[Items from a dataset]
- - - - - - -

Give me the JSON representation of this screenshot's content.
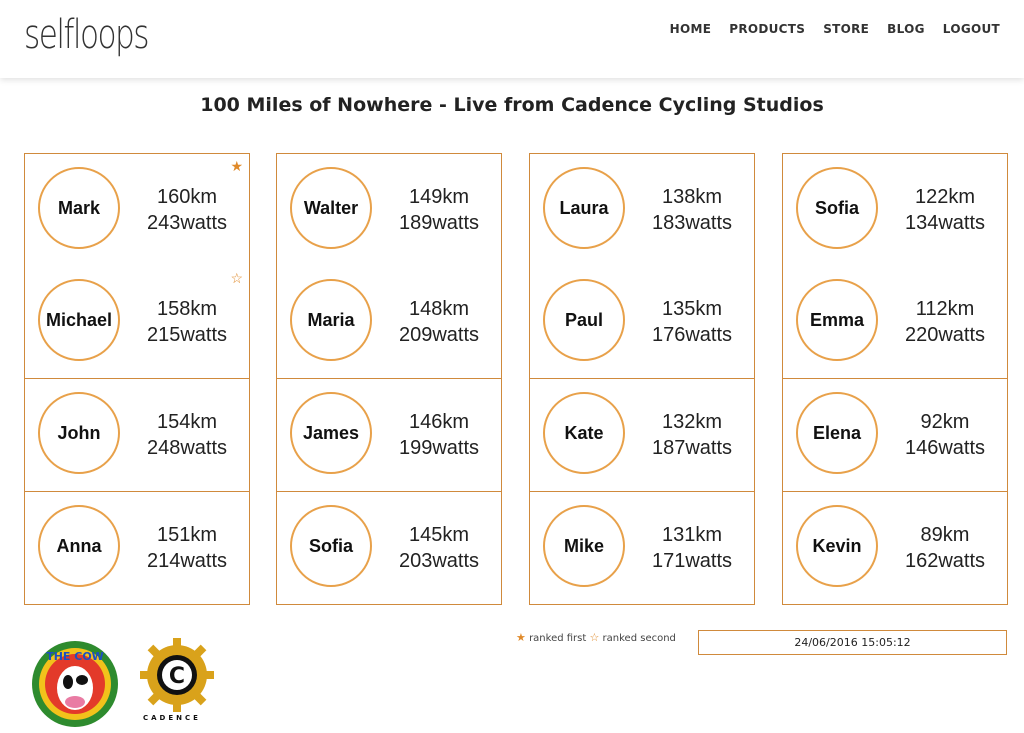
{
  "header": {
    "logo_text": "selfloops",
    "nav": [
      "HOME",
      "PRODUCTS",
      "STORE",
      "BLOG",
      "LOGOUT"
    ]
  },
  "page_title": "100 Miles of Nowhere - Live from Cadence Cycling Studios",
  "riders": [
    [
      {
        "name": "Mark",
        "distance": "160km",
        "power": "243watts",
        "rank": "first"
      },
      {
        "name": "Michael",
        "distance": "158km",
        "power": "215watts",
        "rank": "second"
      },
      {
        "name": "John",
        "distance": "154km",
        "power": "248watts"
      },
      {
        "name": "Anna",
        "distance": "151km",
        "power": "214watts"
      }
    ],
    [
      {
        "name": "Walter",
        "distance": "149km",
        "power": "189watts"
      },
      {
        "name": "Maria",
        "distance": "148km",
        "power": "209watts"
      },
      {
        "name": "James",
        "distance": "146km",
        "power": "199watts"
      },
      {
        "name": "Sofia",
        "distance": "145km",
        "power": "203watts"
      }
    ],
    [
      {
        "name": "Laura",
        "distance": "138km",
        "power": "183watts"
      },
      {
        "name": "Paul",
        "distance": "135km",
        "power": "176watts"
      },
      {
        "name": "Kate",
        "distance": "132km",
        "power": "187watts"
      },
      {
        "name": "Mike",
        "distance": "131km",
        "power": "171watts"
      }
    ],
    [
      {
        "name": "Sofia",
        "distance": "122km",
        "power": "134watts"
      },
      {
        "name": "Emma",
        "distance": "112km",
        "power": "220watts"
      },
      {
        "name": "Elena",
        "distance": "92km",
        "power": "146watts"
      },
      {
        "name": "Kevin",
        "distance": "89km",
        "power": "162watts"
      }
    ]
  ],
  "legend": {
    "first_label": "ranked first",
    "second_label": "ranked second"
  },
  "timestamp": "24/06/2016 15:05:12",
  "sponsors": {
    "cow_logo_text": "THE COW",
    "cadence_logo_letter": "C",
    "cadence_logo_text": "CADENCE"
  },
  "colors": {
    "accent": "#e08a2a",
    "border": "#d08a3c"
  }
}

- - - - - - -

*Work to do*.
Restate each line of the records exactly; pictures do not belong in the copy.

*Result for this task*.
Give me the JSON representation of this screenshot's content.
{
  "header": {
    "logo_text": "selfloops",
    "nav": [
      "HOME",
      "PRODUCTS",
      "STORE",
      "BLOG",
      "LOGOUT"
    ]
  },
  "page_title": "100 Miles of Nowhere - Live from Cadence Cycling Studios",
  "riders": [
    [
      {
        "name": "Mark",
        "distance": "160km",
        "power": "243watts",
        "rank": "first"
      },
      {
        "name": "Michael",
        "distance": "158km",
        "power": "215watts",
        "rank": "second"
      },
      {
        "name": "John",
        "distance": "154km",
        "power": "248watts"
      },
      {
        "name": "Anna",
        "distance": "151km",
        "power": "214watts"
      }
    ],
    [
      {
        "name": "Walter",
        "distance": "149km",
        "power": "189watts"
      },
      {
        "name": "Maria",
        "distance": "148km",
        "power": "209watts"
      },
      {
        "name": "James",
        "distance": "146km",
        "power": "199watts"
      },
      {
        "name": "Sofia",
        "distance": "145km",
        "power": "203watts"
      }
    ],
    [
      {
        "name": "Laura",
        "distance": "138km",
        "power": "183watts"
      },
      {
        "name": "Paul",
        "distance": "135km",
        "power": "176watts"
      },
      {
        "name": "Kate",
        "distance": "132km",
        "power": "187watts"
      },
      {
        "name": "Mike",
        "distance": "131km",
        "power": "171watts"
      }
    ],
    [
      {
        "name": "Sofia",
        "distance": "122km",
        "power": "134watts"
      },
      {
        "name": "Emma",
        "distance": "112km",
        "power": "220watts"
      },
      {
        "name": "Elena",
        "distance": "92km",
        "power": "146watts"
      },
      {
        "name": "Kevin",
        "distance": "89km",
        "power": "162watts"
      }
    ]
  ],
  "legend": {
    "first_label": "ranked first",
    "second_label": "ranked second"
  },
  "timestamp": "24/06/2016 15:05:12",
  "sponsors": {
    "cow_logo_text": "THE COW",
    "cadence_logo_letter": "C",
    "cadence_logo_text": "CADENCE"
  },
  "colors": {
    "accent": "#e08a2a",
    "border": "#d08a3c"
  }
}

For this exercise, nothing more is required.